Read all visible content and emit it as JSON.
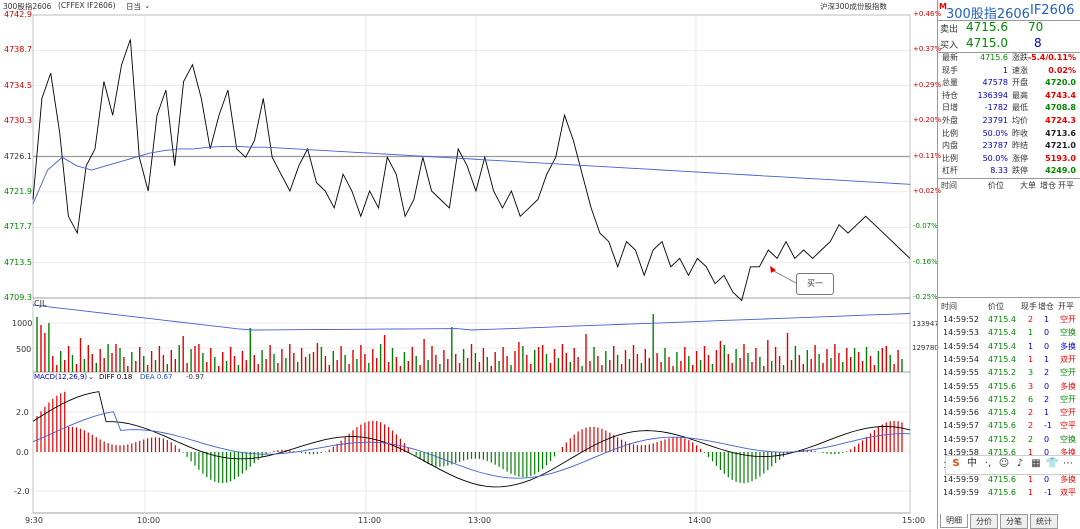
{
  "topbar": {
    "title": "300股指2606",
    "code": "(CFFEX IF2606)",
    "period": "日当",
    "reference": "沪深300成份股指数"
  },
  "price_axis": [
    "4742.9",
    "4738.7",
    "4734.5",
    "4730.3",
    "4726.1",
    "4721.9",
    "4717.7",
    "4713.5",
    "4709.3"
  ],
  "pct_axis": [
    "+0.46%",
    "+0.37%",
    "+0.29%",
    "+0.20%",
    "+0.11%",
    "+0.02%",
    "-0.07%",
    "-0.16%",
    "-0.25%"
  ],
  "price_line": [
    4721,
    4733,
    4736,
    4729,
    4719,
    4717,
    4725,
    4727,
    4735,
    4731,
    4737,
    4740,
    4726,
    4722,
    4731,
    4734,
    4725,
    4735,
    4737,
    4733,
    4727,
    4731,
    4734,
    4727,
    4726,
    4728,
    4733,
    4726,
    4724,
    4722,
    4725,
    4727,
    4723,
    4722,
    4720,
    4724,
    4722,
    4719,
    4722,
    4720,
    4726,
    4724,
    4719,
    4721,
    4726,
    4722,
    4721,
    4720,
    4727,
    4725,
    4722,
    4726,
    4722,
    4720,
    4722,
    4719,
    4720,
    4721,
    4724,
    4726,
    4731,
    4728,
    4724,
    4720,
    4717,
    4716,
    4713,
    4716,
    4715,
    4712,
    4715,
    4716,
    4713,
    4714,
    4712,
    4714,
    4713,
    4711,
    4712,
    4710,
    4709,
    4713,
    4713,
    4715,
    4714,
    4716,
    4714,
    4715,
    4714,
    4715,
    4716,
    4718,
    4717,
    4718,
    4719,
    4718,
    4717,
    4716,
    4715,
    4714
  ],
  "avg_line": [
    4720.5,
    4724.5,
    4726.0,
    4725.0,
    4724.5,
    4725.0,
    4725.5,
    4726.0,
    4726.5,
    4726.8,
    4727.0,
    4727.0,
    4727.2,
    4727.3,
    4727.3,
    4727.2,
    4727.2,
    4727.1,
    4727.0,
    4726.9,
    4726.8,
    4726.7,
    4726.6,
    4726.5,
    4726.4,
    4726.3,
    4726.2,
    4726.1,
    4726.0,
    4725.9,
    4725.8,
    4725.7,
    4725.6,
    4725.5,
    4725.4,
    4725.3,
    4725.2,
    4725.1,
    4725.0,
    4724.9,
    4724.8,
    4724.7,
    4724.6,
    4724.5,
    4724.4,
    4724.3,
    4724.2,
    4724.1,
    4724.0,
    4723.9,
    4723.8,
    4723.7,
    4723.6,
    4723.5,
    4723.4,
    4723.3,
    4723.2,
    4723.1,
    4723.0,
    4722.9,
    4722.8
  ],
  "annotation": "买一",
  "vol_panel": {
    "label": "CJL",
    "ticks": [
      "1000",
      "500"
    ],
    "right_ticks": [
      "133947",
      "129780"
    ]
  },
  "macd_panel": {
    "label": "MACD(12,26,9)",
    "diff_label": "DIFF 0.18",
    "dea_label": "DEA 0.67",
    "macd_value": "-0.97",
    "ticks": [
      "2.0",
      "0.0",
      "-2.0"
    ]
  },
  "time_axis": [
    "9:30",
    "10:00",
    "11:00",
    "13:00",
    "14:00",
    "15:00"
  ],
  "quote": {
    "name": "300股指2606",
    "code": "IF2606",
    "marker": "M",
    "sell_label": "卖出",
    "sell_price": "4715.6",
    "sell_vol": "70",
    "buy_label": "买入",
    "buy_price": "4715.0",
    "buy_vol": "8",
    "rows": [
      {
        "l1": "最新",
        "v1": "4715.6",
        "c1": "green",
        "l2": "涨跌",
        "v2": "-5.4/0.11%",
        "c2": "red"
      },
      {
        "l1": "现手",
        "v1": "1",
        "c1": "blue",
        "l2": "速涨",
        "v2": "0.02%",
        "c2": "red"
      },
      {
        "l1": "总量",
        "v1": "47578",
        "c1": "blue",
        "l2": "开盘",
        "v2": "4720.0",
        "c2": "green"
      },
      {
        "l1": "持仓",
        "v1": "136394",
        "c1": "blue",
        "l2": "最高",
        "v2": "4743.4",
        "c2": "red"
      },
      {
        "l1": "日增",
        "v1": "-1782",
        "c1": "blue",
        "l2": "最低",
        "v2": "4708.8",
        "c2": "green"
      },
      {
        "l1": "外盘",
        "v1": "23791",
        "c1": "blue",
        "l2": "均价",
        "v2": "4724.3",
        "c2": "red"
      },
      {
        "l1": "比例",
        "v1": "50.0%",
        "c1": "blue",
        "l2": "昨收",
        "v2": "4713.6",
        "c2": "black"
      },
      {
        "l1": "内盘",
        "v1": "23787",
        "c1": "blue",
        "l2": "昨结",
        "v2": "4721.0",
        "c2": "black"
      },
      {
        "l1": "比例",
        "v1": "50.0%",
        "c1": "blue",
        "l2": "涨停",
        "v2": "5193.0",
        "c2": "red"
      },
      {
        "l1": "杠杆",
        "v1": "8.33",
        "c1": "blue",
        "l2": "跌停",
        "v2": "4249.0",
        "c2": "green"
      }
    ],
    "cols1": [
      "时间",
      "价位",
      "大单",
      "增仓",
      "开平"
    ]
  },
  "trades": {
    "headers": [
      "时间",
      "价位",
      "现手",
      "增仓",
      "开平"
    ],
    "rows": [
      [
        "14:59:52",
        "4715.4",
        "2",
        "1",
        "空开",
        "red"
      ],
      [
        "14:59:53",
        "4715.4",
        "1",
        "0",
        "空换",
        "green"
      ],
      [
        "14:59:54",
        "4715.4",
        "1",
        "0",
        "多换",
        "blue"
      ],
      [
        "14:59:54",
        "4715.4",
        "1",
        "1",
        "双开",
        "red"
      ],
      [
        "14:59:55",
        "4715.2",
        "3",
        "2",
        "空开",
        "green"
      ],
      [
        "14:59:55",
        "4715.6",
        "3",
        "0",
        "多换",
        "red"
      ],
      [
        "14:59:56",
        "4715.2",
        "6",
        "2",
        "空开",
        "green"
      ],
      [
        "14:59:56",
        "4715.4",
        "2",
        "1",
        "空开",
        "red"
      ],
      [
        "14:59:57",
        "4715.6",
        "2",
        "-1",
        "空平",
        "red"
      ],
      [
        "14:59:57",
        "4715.2",
        "2",
        "0",
        "空换",
        "green"
      ],
      [
        "14:59:58",
        "4715.6",
        "1",
        "0",
        "多换",
        "red"
      ],
      [
        "14:59:58",
        "4715.4",
        "1",
        "0",
        "多换",
        "green"
      ],
      [
        "14:59:59",
        "4715.6",
        "1",
        "0",
        "多换",
        "red"
      ],
      [
        "14:59:59",
        "4715.6",
        "1",
        "-1",
        "双平",
        "red"
      ]
    ]
  },
  "toolbar": {
    "items": [
      "S",
      "中",
      "·,",
      "☺",
      "♪",
      "▦",
      "👕",
      "⋯"
    ]
  },
  "tabs": [
    "明细",
    "分价",
    "分笔",
    "统计"
  ],
  "colors": {
    "up": "#e00000",
    "down": "#008000",
    "line": "#000000",
    "avg": "#4060d0",
    "grid": "#d8d8d8"
  }
}
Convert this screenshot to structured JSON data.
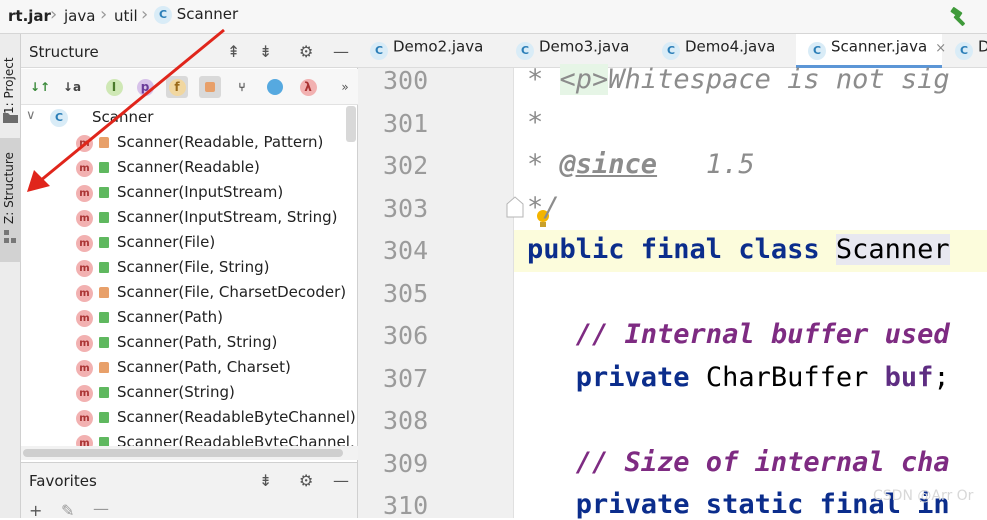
{
  "breadcrumb": {
    "items": [
      "rt.jar",
      "java",
      "util",
      "Scanner"
    ],
    "class_badge": "C"
  },
  "tool_strip": {
    "tab_project": "1: Project",
    "tab_structure": "Z: Structure"
  },
  "structure": {
    "title": "Structure",
    "toolbar": [
      "I",
      "p",
      "f"
    ],
    "root": "Scanner",
    "items": [
      {
        "label": "Scanner(Readable, Pattern)",
        "visibility": "private"
      },
      {
        "label": "Scanner(Readable)",
        "visibility": "public"
      },
      {
        "label": "Scanner(InputStream)",
        "visibility": "public"
      },
      {
        "label": "Scanner(InputStream, String)",
        "visibility": "public"
      },
      {
        "label": "Scanner(File)",
        "visibility": "public"
      },
      {
        "label": "Scanner(File, String)",
        "visibility": "public"
      },
      {
        "label": "Scanner(File, CharsetDecoder)",
        "visibility": "private"
      },
      {
        "label": "Scanner(Path)",
        "visibility": "public"
      },
      {
        "label": "Scanner(Path, String)",
        "visibility": "public"
      },
      {
        "label": "Scanner(Path, Charset)",
        "visibility": "private"
      },
      {
        "label": "Scanner(String)",
        "visibility": "public"
      },
      {
        "label": "Scanner(ReadableByteChannel)",
        "visibility": "public"
      },
      {
        "label": "Scanner(ReadableByteChannel, St",
        "visibility": "public"
      }
    ],
    "method_badge": "m"
  },
  "favorites": {
    "title": "Favorites"
  },
  "editor_tabs": [
    {
      "label": "Demo2.java",
      "active": false
    },
    {
      "label": "Demo3.java",
      "active": false
    },
    {
      "label": "Demo4.java",
      "active": false
    },
    {
      "label": "Scanner.java",
      "active": true
    },
    {
      "label": "D",
      "active": false
    }
  ],
  "editor": {
    "lines": [
      {
        "no": "300",
        "parts": [
          {
            "t": "* ",
            "c": "doc"
          },
          {
            "t": "<p>",
            "c": "doc htmltag"
          },
          {
            "t": "Whitespace is not sig",
            "c": "doc"
          }
        ]
      },
      {
        "no": "301",
        "parts": [
          {
            "t": "*",
            "c": "doc"
          }
        ]
      },
      {
        "no": "302",
        "parts": [
          {
            "t": "* ",
            "c": "doc"
          },
          {
            "t": "@since",
            "c": "doctag"
          },
          {
            "t": "   1.5",
            "c": "doc"
          }
        ]
      },
      {
        "no": "303",
        "parts": [
          {
            "t": "*/",
            "c": "doc"
          }
        ]
      },
      {
        "no": "304",
        "parts": [
          {
            "t": "public final class ",
            "c": "kw"
          },
          {
            "t": "Scanner",
            "c": "cls-hl"
          }
        ]
      },
      {
        "no": "305",
        "parts": []
      },
      {
        "no": "306",
        "parts": [
          {
            "t": "   // Internal buffer used",
            "c": "cmt"
          }
        ]
      },
      {
        "no": "307",
        "parts": [
          {
            "t": "   private ",
            "c": "kw"
          },
          {
            "t": "CharBuffer ",
            "c": ""
          },
          {
            "t": "buf",
            "c": "fld"
          },
          {
            "t": ";",
            "c": ""
          }
        ]
      },
      {
        "no": "308",
        "parts": []
      },
      {
        "no": "309",
        "parts": [
          {
            "t": "   // Size of internal cha",
            "c": "cmt"
          }
        ]
      },
      {
        "no": "310",
        "parts": [
          {
            "t": "   private static final in",
            "c": "kw"
          }
        ]
      }
    ]
  },
  "watermark": "CSDN @Arr Or",
  "colors": {
    "accent": "#5c96d6",
    "arrow": "#e0251b",
    "keyword": "#0b2d8c"
  }
}
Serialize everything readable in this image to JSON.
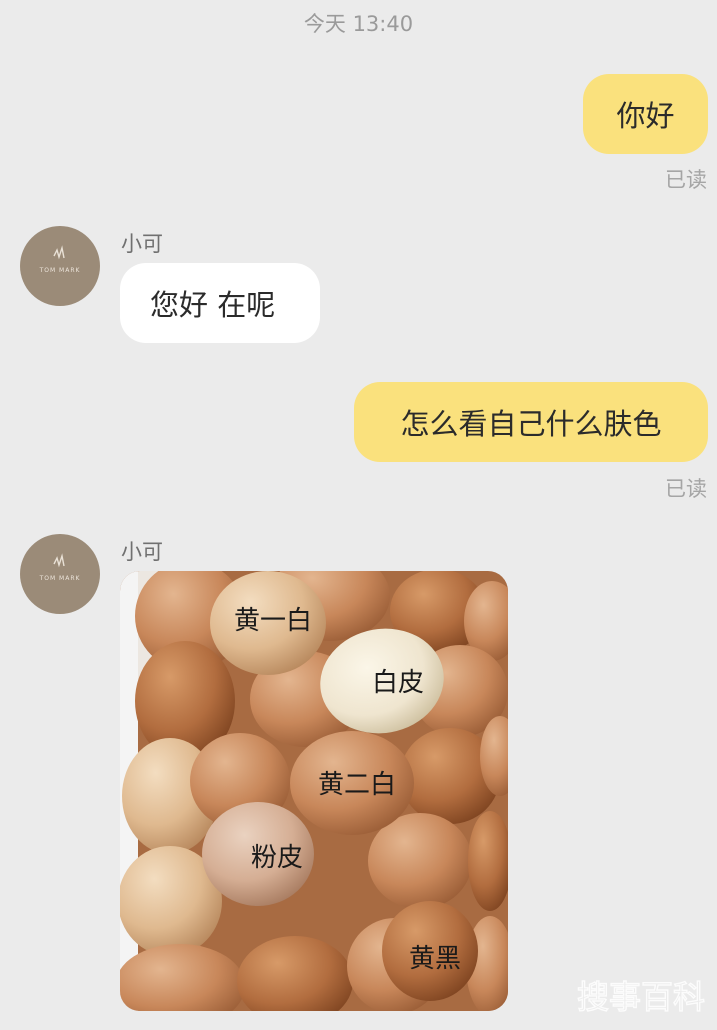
{
  "header": {
    "timestamp": "今天 13:40"
  },
  "contact": {
    "name": "小可",
    "avatar_text": "TOM MARK"
  },
  "messages": [
    {
      "side": "out",
      "text": "你好",
      "status": "已读"
    },
    {
      "side": "in",
      "text": "您好 在呢"
    },
    {
      "side": "out",
      "text": "怎么看自己什么肤色",
      "status": "已读"
    },
    {
      "side": "in",
      "type": "image",
      "labels": [
        "黄一白",
        "白皮",
        "黄二白",
        "粉皮",
        "黄黑"
      ]
    }
  ],
  "watermark": {
    "text": "搜事百科",
    "icon": "watermark-logo"
  },
  "colors": {
    "outgoing_bubble": "#fae17d",
    "incoming_bubble": "#ffffff",
    "background": "#ebebeb",
    "avatar": "#9b8b78"
  }
}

· · · · ·

__Requirement__. Pick out lines containing the word "final", each one as written.

__Response for this exercise__.
            "t": "public final class ",
            "t": "   private static final in",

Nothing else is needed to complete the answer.